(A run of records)
--------------------

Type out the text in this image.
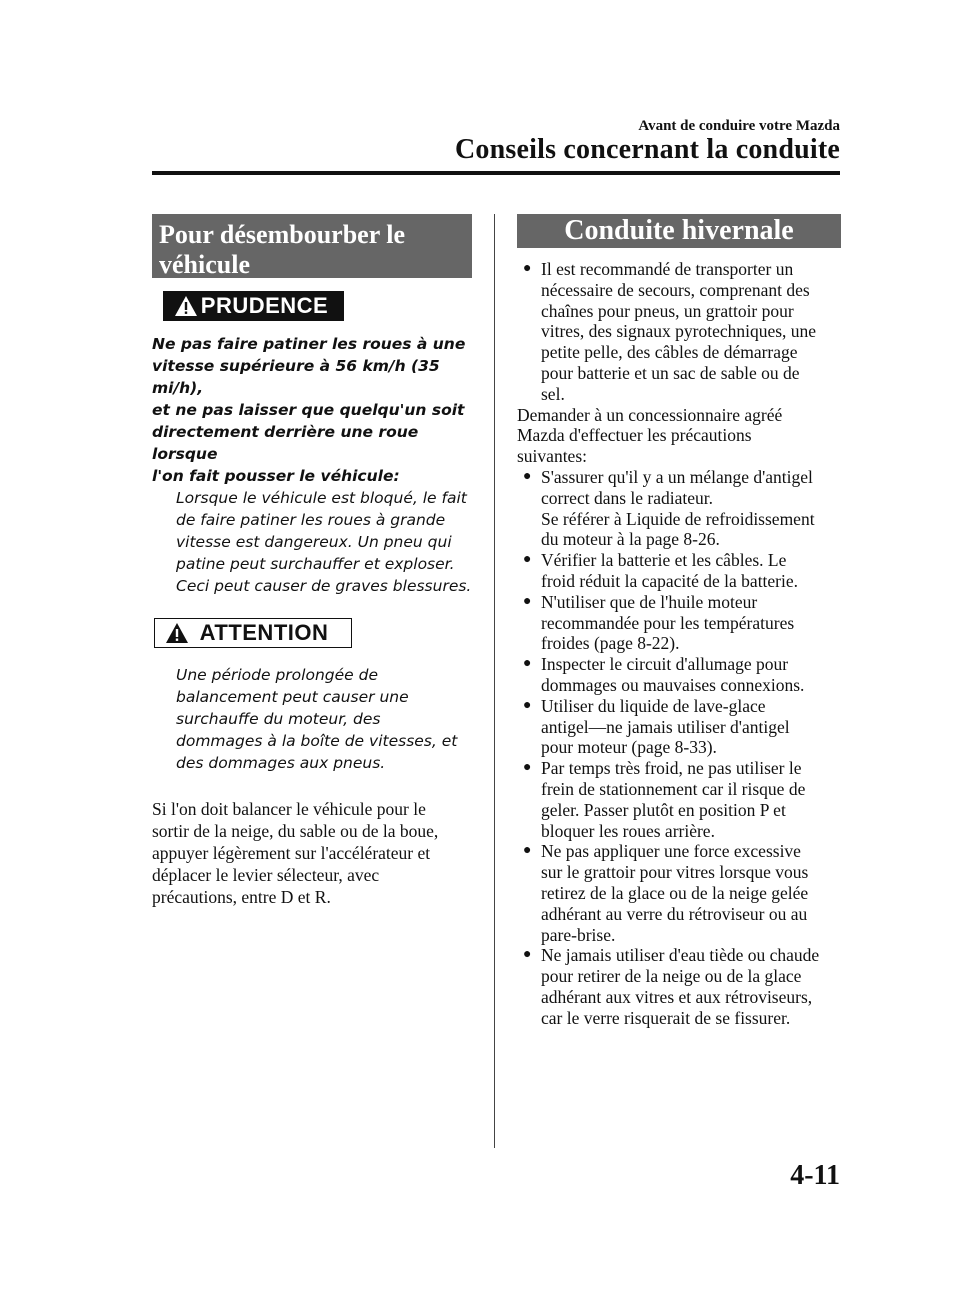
Avant de conduire votre Mazda
Conseils concernant la conduite
Pour désembourber le
véhicule
PRUDENCE
Ne pas faire patiner les roues à une
vitesse supérieure à 56 km/h (35 mi/h),
et ne pas laisser que quelqu'un soit
directement derrière une roue lorsque
l'on fait pousser le véhicule:
Lorsque le véhicule est bloqué, le fait
de faire patiner les roues à grande
vitesse est dangereux. Un pneu qui
patine peut surchauffer et exploser.
Ceci peut causer de graves blessures.
ATTENTION
Une période prolongée de
balancement peut causer une
surchauffe du moteur, des
dommages à la boîte de vitesses, et
des dommages aux pneus.
Si l'on doit balancer le véhicule pour le
sortir de la neige, du sable ou de la boue,
appuyer légèrement sur l'accélérateur et
déplacer le levier sélecteur, avec
précautions, entre D et R.
Conduite hivernale
● Il est recommandé de transporter un
nécessaire de secours, comprenant des
chaînes pour pneus, un grattoir pour
vitres, des signaux pyrotechniques, une
petite pelle, des câbles de démarrage
pour batterie et un sac de sable ou de
sel.
Demander à un concessionnaire agréé
Mazda d'effectuer les précautions
suivantes:
● S'assurer qu'il y a un mélange d'antigel
correct dans le radiateur.
Se référer à Liquide de refroidissement
du moteur à la page 8-26.
● Vérifier la batterie et les câbles. Le
froid réduit la capacité de la batterie.
● N'utiliser que de l'huile moteur
recommandée pour les températures
froides (page 8-22).
● Inspecter le circuit d'allumage pour
dommages ou mauvaises connexions.
● Utiliser du liquide de lave-glace
antigel―ne jamais utiliser d'antigel
pour moteur (page 8-33).
● Par temps très froid, ne pas utiliser le
frein de stationnement car il risque de
geler. Passer plutôt en position P et
bloquer les roues arrière.
● Ne pas appliquer une force excessive
sur le grattoir pour vitres lorsque vous
retirez de la glace ou de la neige gelée
adhérant au verre du rétroviseur ou au
pare-brise.
● Ne jamais utiliser d'eau tiède ou chaude
pour retirer de la neige ou de la glace
adhérant aux vitres et aux rétroviseurs,
car le verre risquerait de se fissurer.
4-11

--------------------

# Exercise:
Copy out all the data exactly; skip the pictures.

# Response:
Type out the text in this image.
Avant de conduire votre Mazda
Conseils concernant la conduite
Pour désembourber le
véhicule
PRUDENCE
Ne pas faire patiner les roues à une
vitesse supérieure à 56 km/h (35 mi/h),
et ne pas laisser que quelqu'un soit
directement derrière une roue lorsque
l'on fait pousser le véhicule:
Lorsque le véhicule est bloqué, le fait
de faire patiner les roues à grande
vitesse est dangereux. Un pneu qui
patine peut surchauffer et exploser.
Ceci peut causer de graves blessures.
ATTENTION
Une période prolongée de
balancement peut causer une
surchauffe du moteur, des
dommages à la boîte de vitesses, et
des dommages aux pneus.
Si l'on doit balancer le véhicule pour le
sortir de la neige, du sable ou de la boue,
appuyer légèrement sur l'accélérateur et
déplacer le levier sélecteur, avec
précautions, entre D et R.
Conduite hivernale
● Il est recommandé de transporter un
nécessaire de secours, comprenant des
chaînes pour pneus, un grattoir pour
vitres, des signaux pyrotechniques, une
petite pelle, des câbles de démarrage
pour batterie et un sac de sable ou de
sel.
Demander à un concessionnaire agréé
Mazda d'effectuer les précautions
suivantes:
● S'assurer qu'il y a un mélange d'antigel
correct dans le radiateur.
Se référer à Liquide de refroidissement
du moteur à la page 8-26.
● Vérifier la batterie et les câbles. Le
froid réduit la capacité de la batterie.
● N'utiliser que de l'huile moteur
recommandée pour les températures
froides (page 8-22).
● Inspecter le circuit d'allumage pour
dommages ou mauvaises connexions.
● Utiliser du liquide de lave-glace
antigel―ne jamais utiliser d'antigel
pour moteur (page 8-33).
● Par temps très froid, ne pas utiliser le
frein de stationnement car il risque de
geler. Passer plutôt en position P et
bloquer les roues arrière.
● Ne pas appliquer une force excessive
sur le grattoir pour vitres lorsque vous
retirez de la glace ou de la neige gelée
adhérant au verre du rétroviseur ou au
pare-brise.
● Ne jamais utiliser d'eau tiède ou chaude
pour retirer de la neige ou de la glace
adhérant aux vitres et aux rétroviseurs,
car le verre risquerait de se fissurer.
4-11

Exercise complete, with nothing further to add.